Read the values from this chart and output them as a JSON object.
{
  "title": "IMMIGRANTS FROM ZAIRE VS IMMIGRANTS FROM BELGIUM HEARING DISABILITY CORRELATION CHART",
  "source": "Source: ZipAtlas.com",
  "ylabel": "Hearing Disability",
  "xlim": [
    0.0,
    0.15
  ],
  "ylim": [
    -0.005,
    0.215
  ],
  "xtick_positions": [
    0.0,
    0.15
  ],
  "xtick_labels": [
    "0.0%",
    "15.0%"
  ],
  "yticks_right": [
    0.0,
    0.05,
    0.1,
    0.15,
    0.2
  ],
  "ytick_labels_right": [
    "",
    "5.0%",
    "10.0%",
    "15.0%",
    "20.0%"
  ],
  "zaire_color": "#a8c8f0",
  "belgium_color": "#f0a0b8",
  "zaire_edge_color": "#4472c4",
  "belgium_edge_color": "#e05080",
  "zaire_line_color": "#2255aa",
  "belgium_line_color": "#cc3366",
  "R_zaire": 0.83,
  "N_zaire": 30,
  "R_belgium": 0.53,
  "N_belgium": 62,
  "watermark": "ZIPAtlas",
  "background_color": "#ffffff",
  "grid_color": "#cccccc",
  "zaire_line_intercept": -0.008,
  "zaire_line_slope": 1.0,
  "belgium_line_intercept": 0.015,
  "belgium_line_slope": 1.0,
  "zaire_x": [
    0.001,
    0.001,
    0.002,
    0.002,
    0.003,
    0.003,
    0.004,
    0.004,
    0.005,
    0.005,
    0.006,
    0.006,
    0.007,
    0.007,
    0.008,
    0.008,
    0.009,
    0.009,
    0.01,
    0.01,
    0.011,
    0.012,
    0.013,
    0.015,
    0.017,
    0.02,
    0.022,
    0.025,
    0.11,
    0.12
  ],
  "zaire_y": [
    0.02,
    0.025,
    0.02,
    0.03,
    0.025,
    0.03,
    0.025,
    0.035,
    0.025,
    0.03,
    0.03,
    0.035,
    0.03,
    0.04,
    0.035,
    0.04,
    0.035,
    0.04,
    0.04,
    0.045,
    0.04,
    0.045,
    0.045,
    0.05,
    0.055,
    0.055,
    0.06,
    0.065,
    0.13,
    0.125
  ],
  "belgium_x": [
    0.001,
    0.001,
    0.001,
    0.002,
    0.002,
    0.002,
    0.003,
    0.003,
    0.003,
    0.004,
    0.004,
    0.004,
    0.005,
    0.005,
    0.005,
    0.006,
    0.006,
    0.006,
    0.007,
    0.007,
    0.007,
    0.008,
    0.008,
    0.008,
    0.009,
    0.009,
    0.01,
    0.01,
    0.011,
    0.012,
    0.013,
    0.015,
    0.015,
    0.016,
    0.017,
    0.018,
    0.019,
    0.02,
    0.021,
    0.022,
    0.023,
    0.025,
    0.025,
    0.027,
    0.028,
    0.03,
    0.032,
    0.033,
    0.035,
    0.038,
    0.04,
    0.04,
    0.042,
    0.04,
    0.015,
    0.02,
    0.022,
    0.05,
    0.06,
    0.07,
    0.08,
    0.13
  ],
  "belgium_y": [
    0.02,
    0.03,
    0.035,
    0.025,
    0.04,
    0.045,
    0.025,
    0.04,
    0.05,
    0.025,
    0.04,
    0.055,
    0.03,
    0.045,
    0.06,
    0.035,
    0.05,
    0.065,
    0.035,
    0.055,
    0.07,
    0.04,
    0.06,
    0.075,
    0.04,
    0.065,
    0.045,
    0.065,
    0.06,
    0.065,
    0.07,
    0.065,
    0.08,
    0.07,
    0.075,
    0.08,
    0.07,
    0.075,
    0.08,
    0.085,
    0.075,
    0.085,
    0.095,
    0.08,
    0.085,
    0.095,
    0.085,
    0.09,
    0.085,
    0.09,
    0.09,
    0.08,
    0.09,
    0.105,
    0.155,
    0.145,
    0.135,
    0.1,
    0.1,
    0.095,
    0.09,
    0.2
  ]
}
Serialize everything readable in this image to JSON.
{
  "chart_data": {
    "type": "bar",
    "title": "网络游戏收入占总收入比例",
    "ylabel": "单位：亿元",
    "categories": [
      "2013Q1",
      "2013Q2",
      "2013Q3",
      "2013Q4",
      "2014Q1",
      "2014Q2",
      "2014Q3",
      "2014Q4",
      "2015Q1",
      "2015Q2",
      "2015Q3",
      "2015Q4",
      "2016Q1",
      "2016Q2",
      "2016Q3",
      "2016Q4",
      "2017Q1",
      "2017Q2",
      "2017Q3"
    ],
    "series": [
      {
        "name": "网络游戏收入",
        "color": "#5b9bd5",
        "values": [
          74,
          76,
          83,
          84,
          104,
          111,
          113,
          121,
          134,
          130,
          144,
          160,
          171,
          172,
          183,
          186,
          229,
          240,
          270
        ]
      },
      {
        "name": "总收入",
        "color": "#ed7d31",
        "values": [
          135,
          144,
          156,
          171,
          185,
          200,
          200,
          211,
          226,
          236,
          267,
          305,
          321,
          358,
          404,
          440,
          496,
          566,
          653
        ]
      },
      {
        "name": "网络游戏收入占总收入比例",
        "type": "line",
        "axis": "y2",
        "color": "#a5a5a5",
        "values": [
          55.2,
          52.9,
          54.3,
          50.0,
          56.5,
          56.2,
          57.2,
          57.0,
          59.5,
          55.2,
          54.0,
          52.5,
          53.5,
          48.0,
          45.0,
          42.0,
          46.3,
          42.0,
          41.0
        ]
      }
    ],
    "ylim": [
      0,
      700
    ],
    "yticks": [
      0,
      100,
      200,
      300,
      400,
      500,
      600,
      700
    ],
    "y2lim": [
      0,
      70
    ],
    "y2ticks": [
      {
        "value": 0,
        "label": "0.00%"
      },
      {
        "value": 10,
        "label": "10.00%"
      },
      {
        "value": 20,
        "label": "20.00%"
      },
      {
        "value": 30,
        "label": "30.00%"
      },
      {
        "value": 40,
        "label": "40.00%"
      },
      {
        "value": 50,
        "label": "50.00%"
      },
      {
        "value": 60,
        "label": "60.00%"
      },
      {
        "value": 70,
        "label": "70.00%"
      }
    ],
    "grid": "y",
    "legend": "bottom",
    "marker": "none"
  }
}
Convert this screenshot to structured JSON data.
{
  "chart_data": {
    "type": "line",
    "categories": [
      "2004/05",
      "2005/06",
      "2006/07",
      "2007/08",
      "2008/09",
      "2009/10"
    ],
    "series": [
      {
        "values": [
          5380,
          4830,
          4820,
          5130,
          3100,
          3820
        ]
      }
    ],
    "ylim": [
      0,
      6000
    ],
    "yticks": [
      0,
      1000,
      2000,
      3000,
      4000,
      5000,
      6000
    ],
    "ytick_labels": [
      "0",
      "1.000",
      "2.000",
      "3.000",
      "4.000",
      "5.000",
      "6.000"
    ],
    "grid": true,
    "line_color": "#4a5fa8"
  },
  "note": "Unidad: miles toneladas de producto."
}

+---+

**Aim**
Retype every record above exactly as it appears.

**Task solution**
Read the values from this chart and output them as a JSON object.
{
  "title": "IMMIGRANTS FROM ZAIRE VS IMMIGRANTS FROM BELGIUM HEARING DISABILITY CORRELATION CHART",
  "source": "Source: ZipAtlas.com",
  "ylabel": "Hearing Disability",
  "xlim": [
    0.0,
    0.15
  ],
  "ylim": [
    -0.005,
    0.215
  ],
  "xtick_positions": [
    0.0,
    0.15
  ],
  "xtick_labels": [
    "0.0%",
    "15.0%"
  ],
  "yticks_right": [
    0.0,
    0.05,
    0.1,
    0.15,
    0.2
  ],
  "ytick_labels_right": [
    "",
    "5.0%",
    "10.0%",
    "15.0%",
    "20.0%"
  ],
  "zaire_color": "#a8c8f0",
  "belgium_color": "#f0a0b8",
  "zaire_edge_color": "#4472c4",
  "belgium_edge_color": "#e05080",
  "zaire_line_color": "#2255aa",
  "belgium_line_color": "#cc3366",
  "R_zaire": 0.83,
  "N_zaire": 30,
  "R_belgium": 0.53,
  "N_belgium": 62,
  "watermark": "ZIPAtlas",
  "background_color": "#ffffff",
  "grid_color": "#cccccc",
  "zaire_line_intercept": -0.008,
  "zaire_line_slope": 1.0,
  "belgium_line_intercept": 0.015,
  "belgium_line_slope": 1.0,
  "zaire_x": [
    0.001,
    0.001,
    0.002,
    0.002,
    0.003,
    0.003,
    0.004,
    0.004,
    0.005,
    0.005,
    0.006,
    0.006,
    0.007,
    0.007,
    0.008,
    0.008,
    0.009,
    0.009,
    0.01,
    0.01,
    0.011,
    0.012,
    0.013,
    0.015,
    0.017,
    0.02,
    0.022,
    0.025,
    0.11,
    0.12
  ],
  "zaire_y": [
    0.02,
    0.025,
    0.02,
    0.03,
    0.025,
    0.03,
    0.025,
    0.035,
    0.025,
    0.03,
    0.03,
    0.035,
    0.03,
    0.04,
    0.035,
    0.04,
    0.035,
    0.04,
    0.04,
    0.045,
    0.04,
    0.045,
    0.045,
    0.05,
    0.055,
    0.055,
    0.06,
    0.065,
    0.13,
    0.125
  ],
  "belgium_x": [
    0.001,
    0.001,
    0.001,
    0.002,
    0.002,
    0.002,
    0.003,
    0.003,
    0.003,
    0.004,
    0.004,
    0.004,
    0.005,
    0.005,
    0.005,
    0.006,
    0.006,
    0.006,
    0.007,
    0.007,
    0.007,
    0.008,
    0.008,
    0.008,
    0.009,
    0.009,
    0.01,
    0.01,
    0.011,
    0.012,
    0.013,
    0.015,
    0.015,
    0.016,
    0.017,
    0.018,
    0.019,
    0.02,
    0.021,
    0.022,
    0.023,
    0.025,
    0.025,
    0.027,
    0.028,
    0.03,
    0.032,
    0.033,
    0.035,
    0.038,
    0.04,
    0.04,
    0.042,
    0.04,
    0.015,
    0.02,
    0.022,
    0.05,
    0.06,
    0.07,
    0.08,
    0.13
  ],
  "belgium_y": [
    0.02,
    0.03,
    0.035,
    0.025,
    0.04,
    0.045,
    0.025,
    0.04,
    0.05,
    0.025,
    0.04,
    0.055,
    0.03,
    0.045,
    0.06,
    0.035,
    0.05,
    0.065,
    0.035,
    0.055,
    0.07,
    0.04,
    0.06,
    0.075,
    0.04,
    0.065,
    0.045,
    0.065,
    0.06,
    0.065,
    0.07,
    0.065,
    0.08,
    0.07,
    0.075,
    0.08,
    0.07,
    0.075,
    0.08,
    0.085,
    0.075,
    0.085,
    0.095,
    0.08,
    0.085,
    0.095,
    0.085,
    0.09,
    0.085,
    0.09,
    0.09,
    0.08,
    0.09,
    0.105,
    0.155,
    0.145,
    0.135,
    0.1,
    0.1,
    0.095,
    0.09,
    0.2
  ]
}
Serialize everything readable in this image to JSON.
{
  "chart_data": {
    "type": "bar",
    "title": "网络游戏收入占总收入比例",
    "ylabel": "单位：亿元",
    "categories": [
      "2013Q1",
      "2013Q2",
      "2013Q3",
      "2013Q4",
      "2014Q1",
      "2014Q2",
      "2014Q3",
      "2014Q4",
      "2015Q1",
      "2015Q2",
      "2015Q3",
      "2015Q4",
      "2016Q1",
      "2016Q2",
      "2016Q3",
      "2016Q4",
      "2017Q1",
      "2017Q2",
      "2017Q3"
    ],
    "series": [
      {
        "name": "网络游戏收入",
        "color": "#5b9bd5",
        "values": [
          74,
          76,
          83,
          84,
          104,
          111,
          113,
          121,
          134,
          130,
          144,
          160,
          171,
          172,
          183,
          186,
          229,
          240,
          270
        ]
      },
      {
        "name": "总收入",
        "color": "#ed7d31",
        "values": [
          135,
          144,
          156,
          171,
          185,
          200,
          200,
          211,
          226,
          236,
          267,
          305,
          321,
          358,
          404,
          440,
          496,
          566,
          653
        ]
      },
      {
        "name": "网络游戏收入占总收入比例",
        "type": "line",
        "axis": "y2",
        "color": "#a5a5a5",
        "values": [
          55.2,
          52.9,
          54.3,
          50.0,
          56.5,
          56.2,
          57.2,
          57.0,
          59.5,
          55.2,
          54.0,
          52.5,
          53.5,
          48.0,
          45.0,
          42.0,
          46.3,
          42.0,
          41.0
        ]
      }
    ],
    "ylim": [
      0,
      700
    ],
    "yticks": [
      0,
      100,
      200,
      300,
      400,
      500,
      600,
      700
    ],
    "y2lim": [
      0,
      70
    ],
    "y2ticks": [
      {
        "value": 0,
        "label": "0.00%"
      },
      {
        "value": 10,
        "label": "10.00%"
      },
      {
        "value": 20,
        "label": "20.00%"
      },
      {
        "value": 30,
        "label": "30.00%"
      },
      {
        "value": 40,
        "label": "40.00%"
      },
      {
        "value": 50,
        "label": "50.00%"
      },
      {
        "value": 60,
        "label": "60.00%"
      },
      {
        "value": 70,
        "label": "70.00%"
      }
    ],
    "grid": "y",
    "legend": "bottom",
    "marker": "none"
  }
}
Convert this screenshot to structured JSON data.
{
  "chart_data": {
    "type": "line",
    "categories": [
      "2004/05",
      "2005/06",
      "2006/07",
      "2007/08",
      "2008/09",
      "2009/10"
    ],
    "series": [
      {
        "values": [
          5380,
          4830,
          4820,
          5130,
          3100,
          3820
        ]
      }
    ],
    "ylim": [
      0,
      6000
    ],
    "yticks": [
      0,
      1000,
      2000,
      3000,
      4000,
      5000,
      6000
    ],
    "ytick_labels": [
      "0",
      "1.000",
      "2.000",
      "3.000",
      "4.000",
      "5.000",
      "6.000"
    ],
    "grid": true,
    "line_color": "#4a5fa8"
  },
  "note": "Unidad: miles toneladas de producto."
}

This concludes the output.